§ WHAT THE TASK REQUIRES:
Pull out from the material below all lines with "Model".

§ THE RECORDS:
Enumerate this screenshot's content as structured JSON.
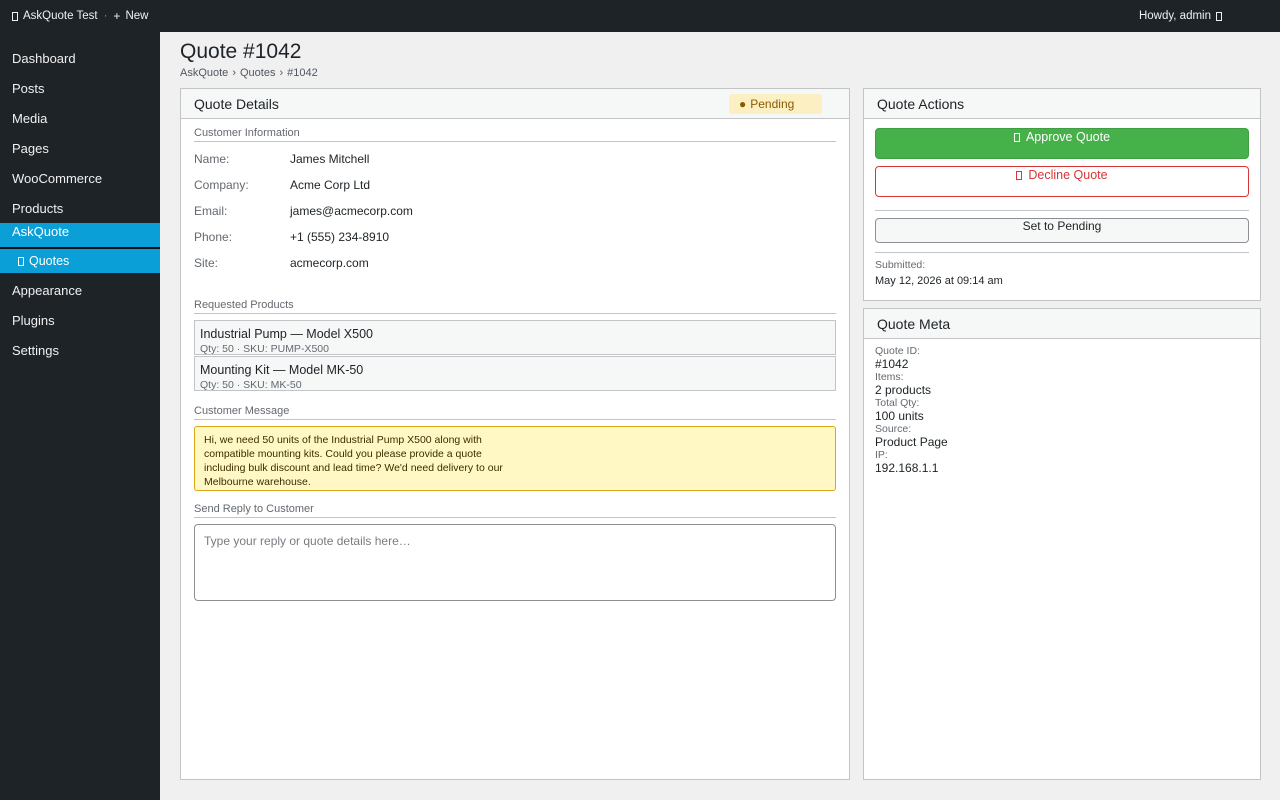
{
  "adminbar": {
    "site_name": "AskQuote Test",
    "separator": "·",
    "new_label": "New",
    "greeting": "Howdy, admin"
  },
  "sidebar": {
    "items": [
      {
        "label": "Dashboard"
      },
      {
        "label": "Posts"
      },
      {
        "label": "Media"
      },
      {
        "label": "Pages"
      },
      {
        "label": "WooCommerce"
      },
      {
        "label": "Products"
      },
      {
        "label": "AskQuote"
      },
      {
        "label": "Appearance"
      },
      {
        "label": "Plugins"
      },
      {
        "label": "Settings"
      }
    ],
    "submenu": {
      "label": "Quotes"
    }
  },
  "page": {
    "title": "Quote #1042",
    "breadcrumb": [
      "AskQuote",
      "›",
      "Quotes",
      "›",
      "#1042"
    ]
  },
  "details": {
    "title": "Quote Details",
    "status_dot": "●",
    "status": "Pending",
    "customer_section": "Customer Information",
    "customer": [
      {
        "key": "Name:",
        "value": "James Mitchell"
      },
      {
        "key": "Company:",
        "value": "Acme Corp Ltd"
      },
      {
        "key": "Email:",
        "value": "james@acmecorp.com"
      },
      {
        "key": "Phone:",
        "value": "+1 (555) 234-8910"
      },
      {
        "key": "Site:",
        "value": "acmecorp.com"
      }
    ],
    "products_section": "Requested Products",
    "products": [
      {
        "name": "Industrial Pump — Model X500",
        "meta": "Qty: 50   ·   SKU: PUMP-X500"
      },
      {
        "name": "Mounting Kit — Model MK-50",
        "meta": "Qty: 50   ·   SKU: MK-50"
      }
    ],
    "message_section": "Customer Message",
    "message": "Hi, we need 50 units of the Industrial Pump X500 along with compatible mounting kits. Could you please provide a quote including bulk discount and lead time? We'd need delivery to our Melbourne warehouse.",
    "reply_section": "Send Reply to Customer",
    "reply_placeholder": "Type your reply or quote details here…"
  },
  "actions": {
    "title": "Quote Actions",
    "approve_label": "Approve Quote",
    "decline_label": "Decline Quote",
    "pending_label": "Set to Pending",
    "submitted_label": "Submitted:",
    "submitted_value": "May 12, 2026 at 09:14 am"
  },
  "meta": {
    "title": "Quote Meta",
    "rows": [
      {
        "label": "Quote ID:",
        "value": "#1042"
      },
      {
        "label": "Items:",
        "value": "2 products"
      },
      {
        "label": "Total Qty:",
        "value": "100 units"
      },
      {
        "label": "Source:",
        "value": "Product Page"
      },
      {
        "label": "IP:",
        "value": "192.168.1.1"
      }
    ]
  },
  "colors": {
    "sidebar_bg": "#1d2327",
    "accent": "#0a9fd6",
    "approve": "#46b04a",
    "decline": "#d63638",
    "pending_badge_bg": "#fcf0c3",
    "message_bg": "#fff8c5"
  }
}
---
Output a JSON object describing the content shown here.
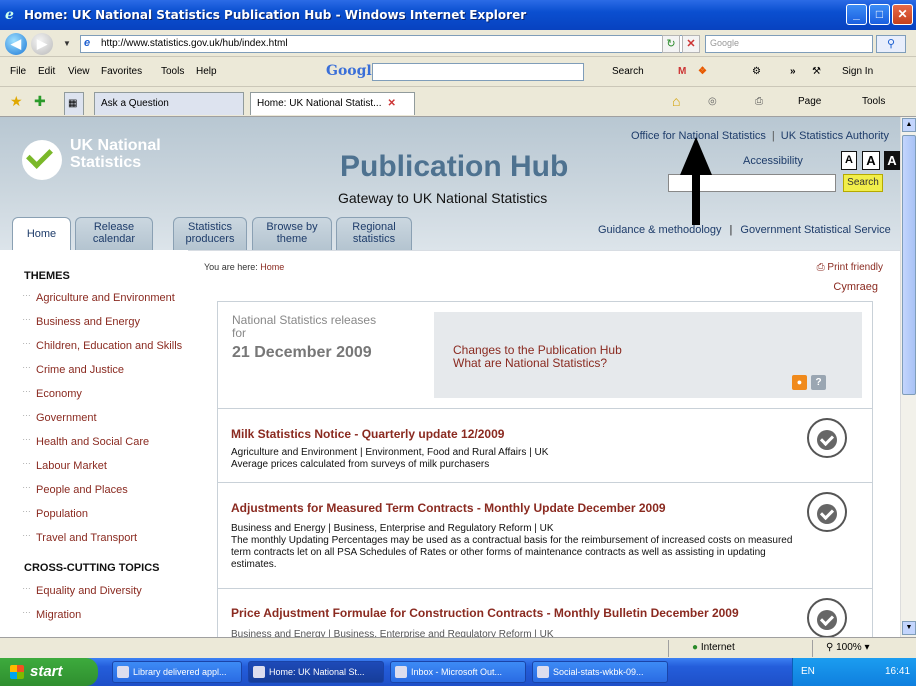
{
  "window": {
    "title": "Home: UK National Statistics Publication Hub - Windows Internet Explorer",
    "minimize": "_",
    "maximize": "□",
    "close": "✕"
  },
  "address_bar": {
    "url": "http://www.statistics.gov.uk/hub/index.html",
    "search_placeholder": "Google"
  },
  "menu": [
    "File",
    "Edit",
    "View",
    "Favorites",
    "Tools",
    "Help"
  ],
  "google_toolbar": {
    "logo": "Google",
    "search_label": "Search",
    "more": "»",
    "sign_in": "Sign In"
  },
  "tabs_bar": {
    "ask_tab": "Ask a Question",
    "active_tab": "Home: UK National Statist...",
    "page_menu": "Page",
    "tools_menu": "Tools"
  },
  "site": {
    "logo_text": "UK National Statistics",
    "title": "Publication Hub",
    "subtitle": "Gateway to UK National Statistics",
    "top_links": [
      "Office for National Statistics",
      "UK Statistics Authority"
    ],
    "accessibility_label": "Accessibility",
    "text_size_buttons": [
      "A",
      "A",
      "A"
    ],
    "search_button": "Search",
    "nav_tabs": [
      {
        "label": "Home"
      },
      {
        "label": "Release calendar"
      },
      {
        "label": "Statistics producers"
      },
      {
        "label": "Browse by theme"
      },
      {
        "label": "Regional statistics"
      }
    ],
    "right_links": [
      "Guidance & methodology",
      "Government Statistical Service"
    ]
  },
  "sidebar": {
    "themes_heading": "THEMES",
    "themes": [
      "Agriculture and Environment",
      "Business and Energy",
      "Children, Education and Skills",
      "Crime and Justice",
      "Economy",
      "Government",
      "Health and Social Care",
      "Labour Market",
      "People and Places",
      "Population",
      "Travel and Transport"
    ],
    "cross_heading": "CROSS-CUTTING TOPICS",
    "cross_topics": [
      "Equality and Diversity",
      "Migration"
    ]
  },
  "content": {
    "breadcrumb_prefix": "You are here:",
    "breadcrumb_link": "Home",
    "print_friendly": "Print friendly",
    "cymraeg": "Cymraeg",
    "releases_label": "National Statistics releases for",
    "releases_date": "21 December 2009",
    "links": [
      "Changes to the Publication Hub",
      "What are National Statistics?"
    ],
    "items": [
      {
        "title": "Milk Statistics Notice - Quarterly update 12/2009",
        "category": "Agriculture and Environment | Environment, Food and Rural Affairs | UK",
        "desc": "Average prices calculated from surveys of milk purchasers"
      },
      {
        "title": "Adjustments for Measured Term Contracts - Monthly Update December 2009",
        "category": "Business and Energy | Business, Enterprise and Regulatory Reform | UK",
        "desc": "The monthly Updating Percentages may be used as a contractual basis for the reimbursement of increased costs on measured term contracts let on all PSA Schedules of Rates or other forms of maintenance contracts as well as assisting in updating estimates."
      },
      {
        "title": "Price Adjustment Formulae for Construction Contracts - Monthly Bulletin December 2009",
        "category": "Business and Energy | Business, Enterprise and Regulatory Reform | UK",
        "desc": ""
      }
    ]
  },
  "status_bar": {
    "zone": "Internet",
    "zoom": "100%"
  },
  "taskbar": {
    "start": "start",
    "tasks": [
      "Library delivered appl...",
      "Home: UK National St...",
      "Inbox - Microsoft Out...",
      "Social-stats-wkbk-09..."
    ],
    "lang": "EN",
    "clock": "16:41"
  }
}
---
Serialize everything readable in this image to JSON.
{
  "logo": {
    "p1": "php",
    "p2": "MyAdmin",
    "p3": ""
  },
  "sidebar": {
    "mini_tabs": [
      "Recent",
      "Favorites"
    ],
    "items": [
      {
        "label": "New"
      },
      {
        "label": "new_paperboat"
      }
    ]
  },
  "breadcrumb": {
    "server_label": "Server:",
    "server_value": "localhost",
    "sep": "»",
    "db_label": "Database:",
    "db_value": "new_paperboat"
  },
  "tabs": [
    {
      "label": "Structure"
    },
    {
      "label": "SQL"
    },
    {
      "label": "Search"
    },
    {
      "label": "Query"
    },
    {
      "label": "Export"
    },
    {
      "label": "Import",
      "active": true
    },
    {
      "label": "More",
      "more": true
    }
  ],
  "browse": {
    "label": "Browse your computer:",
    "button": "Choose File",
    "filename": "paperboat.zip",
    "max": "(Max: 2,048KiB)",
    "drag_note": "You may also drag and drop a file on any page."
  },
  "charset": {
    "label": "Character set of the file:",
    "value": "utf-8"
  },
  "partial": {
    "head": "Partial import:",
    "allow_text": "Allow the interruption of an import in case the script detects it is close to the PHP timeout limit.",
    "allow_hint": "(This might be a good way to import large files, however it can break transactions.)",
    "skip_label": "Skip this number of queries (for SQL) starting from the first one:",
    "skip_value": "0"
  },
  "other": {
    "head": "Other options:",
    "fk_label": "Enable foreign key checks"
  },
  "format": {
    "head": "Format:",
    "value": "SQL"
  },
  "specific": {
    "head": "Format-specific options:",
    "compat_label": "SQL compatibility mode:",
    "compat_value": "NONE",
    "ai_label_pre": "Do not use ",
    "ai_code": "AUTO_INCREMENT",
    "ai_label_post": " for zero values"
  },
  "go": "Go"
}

§ RESULT:
        "name": "Industrial Pump — Model X500",
        "name": "Mounting Kit — Model MK-50",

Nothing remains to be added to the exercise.